== Raw data ==
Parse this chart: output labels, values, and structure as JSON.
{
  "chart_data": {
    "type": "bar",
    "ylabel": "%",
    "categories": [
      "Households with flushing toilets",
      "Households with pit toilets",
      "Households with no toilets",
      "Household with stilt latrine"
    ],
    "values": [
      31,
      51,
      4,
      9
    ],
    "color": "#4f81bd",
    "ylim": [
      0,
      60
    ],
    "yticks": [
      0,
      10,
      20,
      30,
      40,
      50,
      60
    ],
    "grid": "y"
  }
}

== Exercise directions ==
Repeat each record exactly, leaving nothing out.

== Exercise answer ==
Parse this chart: output labels, values, and structure as JSON.
{
  "chart_data": {
    "type": "bar",
    "ylabel": "%",
    "categories": [
      "Households with flushing toilets",
      "Households with pit toilets",
      "Households with no toilets",
      "Household with stilt latrine"
    ],
    "values": [
      31,
      51,
      4,
      9
    ],
    "color": "#4f81bd",
    "ylim": [
      0,
      60
    ],
    "yticks": [
      0,
      10,
      20,
      30,
      40,
      50,
      60
    ],
    "grid": "y"
  }
}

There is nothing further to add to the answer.